» **What is needed**
Pick out each line containing the string "comment" and copy it.

***** Items *****

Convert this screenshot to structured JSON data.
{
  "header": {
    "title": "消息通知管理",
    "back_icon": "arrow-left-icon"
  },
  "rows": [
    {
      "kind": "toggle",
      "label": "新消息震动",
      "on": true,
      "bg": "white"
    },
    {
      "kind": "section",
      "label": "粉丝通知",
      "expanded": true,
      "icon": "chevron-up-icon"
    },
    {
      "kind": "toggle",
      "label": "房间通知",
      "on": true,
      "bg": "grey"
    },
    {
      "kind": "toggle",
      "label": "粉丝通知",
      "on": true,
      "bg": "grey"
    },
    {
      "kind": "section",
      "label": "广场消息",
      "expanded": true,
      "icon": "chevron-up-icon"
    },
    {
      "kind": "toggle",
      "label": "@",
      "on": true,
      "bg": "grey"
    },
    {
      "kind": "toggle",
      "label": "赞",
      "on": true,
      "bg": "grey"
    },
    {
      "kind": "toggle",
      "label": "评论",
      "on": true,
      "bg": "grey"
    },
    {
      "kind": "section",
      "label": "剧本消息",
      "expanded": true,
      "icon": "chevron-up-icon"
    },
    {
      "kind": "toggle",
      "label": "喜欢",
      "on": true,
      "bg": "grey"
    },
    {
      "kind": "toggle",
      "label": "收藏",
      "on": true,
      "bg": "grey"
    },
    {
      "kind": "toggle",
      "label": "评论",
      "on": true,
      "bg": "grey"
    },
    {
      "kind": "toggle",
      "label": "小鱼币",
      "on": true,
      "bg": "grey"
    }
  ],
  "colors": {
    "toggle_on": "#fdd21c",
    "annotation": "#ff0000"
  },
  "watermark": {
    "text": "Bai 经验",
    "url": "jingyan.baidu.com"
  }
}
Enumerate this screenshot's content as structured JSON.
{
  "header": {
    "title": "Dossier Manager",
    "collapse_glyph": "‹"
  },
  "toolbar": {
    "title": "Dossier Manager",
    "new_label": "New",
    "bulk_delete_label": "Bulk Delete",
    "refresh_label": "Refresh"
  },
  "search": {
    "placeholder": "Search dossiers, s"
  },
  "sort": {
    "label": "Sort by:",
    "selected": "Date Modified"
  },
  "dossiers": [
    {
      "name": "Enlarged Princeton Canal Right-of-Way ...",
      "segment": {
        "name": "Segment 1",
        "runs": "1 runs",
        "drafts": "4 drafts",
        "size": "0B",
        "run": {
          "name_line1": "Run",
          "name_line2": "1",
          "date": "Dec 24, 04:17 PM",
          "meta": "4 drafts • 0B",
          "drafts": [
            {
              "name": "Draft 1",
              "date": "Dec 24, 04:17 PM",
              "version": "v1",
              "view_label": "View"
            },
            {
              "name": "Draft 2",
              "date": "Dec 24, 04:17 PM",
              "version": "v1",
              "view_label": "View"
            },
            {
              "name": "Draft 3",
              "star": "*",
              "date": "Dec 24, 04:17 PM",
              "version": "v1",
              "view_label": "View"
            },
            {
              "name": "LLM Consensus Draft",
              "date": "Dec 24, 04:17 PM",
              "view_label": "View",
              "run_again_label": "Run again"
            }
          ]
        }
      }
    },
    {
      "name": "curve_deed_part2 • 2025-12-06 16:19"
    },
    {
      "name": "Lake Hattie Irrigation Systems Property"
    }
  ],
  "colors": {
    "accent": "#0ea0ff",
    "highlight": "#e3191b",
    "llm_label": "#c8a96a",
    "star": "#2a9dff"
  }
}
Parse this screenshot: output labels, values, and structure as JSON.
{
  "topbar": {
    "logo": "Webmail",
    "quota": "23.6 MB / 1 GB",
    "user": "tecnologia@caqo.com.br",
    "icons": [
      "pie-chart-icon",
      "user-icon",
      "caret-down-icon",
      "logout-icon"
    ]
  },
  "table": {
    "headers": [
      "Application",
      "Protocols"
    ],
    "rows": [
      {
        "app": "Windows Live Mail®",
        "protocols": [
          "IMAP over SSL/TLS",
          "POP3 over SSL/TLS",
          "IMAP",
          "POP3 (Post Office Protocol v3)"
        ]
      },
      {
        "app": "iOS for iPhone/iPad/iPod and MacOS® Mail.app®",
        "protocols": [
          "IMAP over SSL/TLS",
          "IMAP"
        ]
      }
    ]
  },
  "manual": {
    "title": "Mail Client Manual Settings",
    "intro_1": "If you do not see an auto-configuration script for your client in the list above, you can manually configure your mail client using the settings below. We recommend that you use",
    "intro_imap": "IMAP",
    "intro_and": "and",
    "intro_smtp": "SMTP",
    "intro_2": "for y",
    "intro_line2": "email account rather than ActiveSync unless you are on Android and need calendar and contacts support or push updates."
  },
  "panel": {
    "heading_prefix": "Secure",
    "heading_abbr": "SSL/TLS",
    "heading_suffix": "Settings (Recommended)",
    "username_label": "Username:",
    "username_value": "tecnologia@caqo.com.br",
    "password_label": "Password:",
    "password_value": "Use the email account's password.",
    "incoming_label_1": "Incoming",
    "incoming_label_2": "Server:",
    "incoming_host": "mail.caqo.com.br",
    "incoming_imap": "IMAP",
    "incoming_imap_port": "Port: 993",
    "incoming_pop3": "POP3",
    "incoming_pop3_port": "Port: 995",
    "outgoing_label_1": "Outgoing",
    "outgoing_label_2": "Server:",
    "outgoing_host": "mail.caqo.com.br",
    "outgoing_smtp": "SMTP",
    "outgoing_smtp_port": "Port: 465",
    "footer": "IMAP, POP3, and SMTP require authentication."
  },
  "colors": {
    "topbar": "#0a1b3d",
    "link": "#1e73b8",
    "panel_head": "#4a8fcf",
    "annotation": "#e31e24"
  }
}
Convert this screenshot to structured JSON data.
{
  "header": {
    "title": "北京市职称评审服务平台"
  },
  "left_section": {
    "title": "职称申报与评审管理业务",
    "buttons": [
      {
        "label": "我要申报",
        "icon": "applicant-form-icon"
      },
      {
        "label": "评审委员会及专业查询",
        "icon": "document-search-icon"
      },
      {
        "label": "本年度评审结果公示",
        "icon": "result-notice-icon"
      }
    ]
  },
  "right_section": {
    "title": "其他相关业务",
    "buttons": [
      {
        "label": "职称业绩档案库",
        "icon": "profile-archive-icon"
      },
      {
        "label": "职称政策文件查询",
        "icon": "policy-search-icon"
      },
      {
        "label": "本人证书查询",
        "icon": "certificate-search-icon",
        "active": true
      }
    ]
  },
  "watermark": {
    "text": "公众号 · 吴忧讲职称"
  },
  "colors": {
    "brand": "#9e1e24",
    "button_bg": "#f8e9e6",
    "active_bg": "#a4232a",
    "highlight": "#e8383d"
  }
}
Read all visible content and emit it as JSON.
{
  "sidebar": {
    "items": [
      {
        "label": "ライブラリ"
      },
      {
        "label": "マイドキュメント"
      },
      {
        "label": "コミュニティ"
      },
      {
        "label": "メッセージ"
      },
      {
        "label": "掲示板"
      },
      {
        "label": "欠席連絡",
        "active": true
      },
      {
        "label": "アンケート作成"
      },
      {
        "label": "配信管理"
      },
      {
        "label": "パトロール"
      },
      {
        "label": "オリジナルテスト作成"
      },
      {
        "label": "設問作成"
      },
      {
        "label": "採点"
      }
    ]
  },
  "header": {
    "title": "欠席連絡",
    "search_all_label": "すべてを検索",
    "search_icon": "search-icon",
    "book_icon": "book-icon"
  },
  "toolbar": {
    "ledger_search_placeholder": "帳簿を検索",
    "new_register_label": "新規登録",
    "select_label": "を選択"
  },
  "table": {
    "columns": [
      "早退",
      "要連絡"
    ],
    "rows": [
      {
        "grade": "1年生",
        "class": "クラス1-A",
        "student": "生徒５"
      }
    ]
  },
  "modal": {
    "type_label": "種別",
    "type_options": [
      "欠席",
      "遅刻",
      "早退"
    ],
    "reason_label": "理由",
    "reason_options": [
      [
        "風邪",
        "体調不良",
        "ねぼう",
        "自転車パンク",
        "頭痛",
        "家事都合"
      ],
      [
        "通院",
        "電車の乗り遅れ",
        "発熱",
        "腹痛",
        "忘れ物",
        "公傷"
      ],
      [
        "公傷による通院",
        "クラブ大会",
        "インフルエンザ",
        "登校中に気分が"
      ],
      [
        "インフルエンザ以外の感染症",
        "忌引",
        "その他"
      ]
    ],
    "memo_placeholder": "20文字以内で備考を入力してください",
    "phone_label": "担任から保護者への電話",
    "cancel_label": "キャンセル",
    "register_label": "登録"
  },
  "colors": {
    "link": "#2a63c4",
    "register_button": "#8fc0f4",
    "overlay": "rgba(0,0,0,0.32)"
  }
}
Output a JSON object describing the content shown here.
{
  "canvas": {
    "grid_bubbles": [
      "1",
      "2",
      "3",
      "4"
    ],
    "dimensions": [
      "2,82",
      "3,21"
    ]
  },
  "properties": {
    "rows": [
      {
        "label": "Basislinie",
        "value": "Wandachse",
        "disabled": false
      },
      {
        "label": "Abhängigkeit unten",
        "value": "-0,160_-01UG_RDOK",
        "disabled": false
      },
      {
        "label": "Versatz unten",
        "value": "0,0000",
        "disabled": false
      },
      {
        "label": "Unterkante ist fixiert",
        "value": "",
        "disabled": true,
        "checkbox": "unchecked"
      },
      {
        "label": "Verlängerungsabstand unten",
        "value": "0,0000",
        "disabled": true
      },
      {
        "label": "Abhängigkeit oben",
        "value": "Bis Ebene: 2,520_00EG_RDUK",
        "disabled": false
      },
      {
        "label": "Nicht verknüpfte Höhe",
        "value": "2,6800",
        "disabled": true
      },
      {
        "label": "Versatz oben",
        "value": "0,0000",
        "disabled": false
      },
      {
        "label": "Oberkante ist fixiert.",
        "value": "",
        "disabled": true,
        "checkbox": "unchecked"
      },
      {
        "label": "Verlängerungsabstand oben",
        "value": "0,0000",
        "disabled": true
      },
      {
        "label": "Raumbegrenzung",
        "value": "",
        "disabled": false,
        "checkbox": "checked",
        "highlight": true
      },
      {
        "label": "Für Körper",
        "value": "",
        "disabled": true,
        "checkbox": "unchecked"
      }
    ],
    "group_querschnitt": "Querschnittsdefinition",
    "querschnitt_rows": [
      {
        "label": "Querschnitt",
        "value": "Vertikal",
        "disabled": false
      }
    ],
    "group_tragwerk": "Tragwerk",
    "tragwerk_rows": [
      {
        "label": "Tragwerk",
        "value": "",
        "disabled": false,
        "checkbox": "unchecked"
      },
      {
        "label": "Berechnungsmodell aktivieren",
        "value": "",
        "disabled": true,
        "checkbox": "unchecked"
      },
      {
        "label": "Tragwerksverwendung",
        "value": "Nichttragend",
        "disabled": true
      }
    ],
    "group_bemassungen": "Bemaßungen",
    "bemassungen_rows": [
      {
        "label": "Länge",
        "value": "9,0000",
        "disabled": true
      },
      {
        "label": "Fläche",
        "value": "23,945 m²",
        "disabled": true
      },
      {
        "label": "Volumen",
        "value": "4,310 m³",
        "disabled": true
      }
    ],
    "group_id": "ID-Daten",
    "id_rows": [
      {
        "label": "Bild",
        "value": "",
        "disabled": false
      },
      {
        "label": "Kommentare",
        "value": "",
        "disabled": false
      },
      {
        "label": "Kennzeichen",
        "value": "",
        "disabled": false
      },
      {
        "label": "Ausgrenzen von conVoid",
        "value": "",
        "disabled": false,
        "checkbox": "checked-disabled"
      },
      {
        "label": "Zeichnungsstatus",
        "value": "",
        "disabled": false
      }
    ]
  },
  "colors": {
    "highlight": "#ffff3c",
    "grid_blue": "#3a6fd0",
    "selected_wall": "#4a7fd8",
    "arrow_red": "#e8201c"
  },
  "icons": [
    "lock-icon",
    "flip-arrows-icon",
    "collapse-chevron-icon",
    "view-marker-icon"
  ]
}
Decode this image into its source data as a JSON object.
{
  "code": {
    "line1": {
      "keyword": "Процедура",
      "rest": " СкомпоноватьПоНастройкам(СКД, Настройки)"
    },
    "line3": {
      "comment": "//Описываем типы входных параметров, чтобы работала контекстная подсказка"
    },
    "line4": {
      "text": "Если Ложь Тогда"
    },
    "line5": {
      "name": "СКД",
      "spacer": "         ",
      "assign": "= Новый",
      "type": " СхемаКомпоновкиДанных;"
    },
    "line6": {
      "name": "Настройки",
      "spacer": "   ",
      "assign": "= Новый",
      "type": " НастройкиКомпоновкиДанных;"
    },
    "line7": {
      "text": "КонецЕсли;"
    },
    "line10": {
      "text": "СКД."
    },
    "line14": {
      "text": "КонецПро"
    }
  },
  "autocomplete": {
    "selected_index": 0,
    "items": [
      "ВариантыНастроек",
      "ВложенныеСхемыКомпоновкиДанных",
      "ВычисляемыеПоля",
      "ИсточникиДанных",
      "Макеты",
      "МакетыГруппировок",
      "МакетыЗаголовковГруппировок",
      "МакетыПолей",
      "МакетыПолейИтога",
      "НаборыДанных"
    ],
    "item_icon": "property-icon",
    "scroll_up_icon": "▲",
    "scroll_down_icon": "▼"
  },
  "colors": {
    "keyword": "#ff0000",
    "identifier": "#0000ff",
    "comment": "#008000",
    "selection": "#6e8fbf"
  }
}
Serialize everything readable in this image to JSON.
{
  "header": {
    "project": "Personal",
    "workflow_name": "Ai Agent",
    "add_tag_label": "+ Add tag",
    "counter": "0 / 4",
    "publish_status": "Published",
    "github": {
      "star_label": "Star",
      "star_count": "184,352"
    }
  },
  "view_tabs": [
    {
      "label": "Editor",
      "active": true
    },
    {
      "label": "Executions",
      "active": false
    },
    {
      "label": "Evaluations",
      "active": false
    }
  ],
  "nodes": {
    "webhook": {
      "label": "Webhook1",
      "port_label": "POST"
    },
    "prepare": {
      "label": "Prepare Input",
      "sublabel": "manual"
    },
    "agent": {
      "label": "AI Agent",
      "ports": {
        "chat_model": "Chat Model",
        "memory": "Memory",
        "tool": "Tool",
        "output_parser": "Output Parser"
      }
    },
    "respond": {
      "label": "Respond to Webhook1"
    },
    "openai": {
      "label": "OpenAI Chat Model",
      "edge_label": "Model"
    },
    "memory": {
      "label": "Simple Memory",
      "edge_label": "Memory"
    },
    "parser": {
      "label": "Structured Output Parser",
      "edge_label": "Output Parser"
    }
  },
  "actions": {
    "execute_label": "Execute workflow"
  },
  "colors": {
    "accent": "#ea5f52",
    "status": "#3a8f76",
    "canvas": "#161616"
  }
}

*****

» **Complete output**
      "comment": "//Описываем типы входных параметров, чтобы работала контекстная подсказка"
    "comment": "#008000",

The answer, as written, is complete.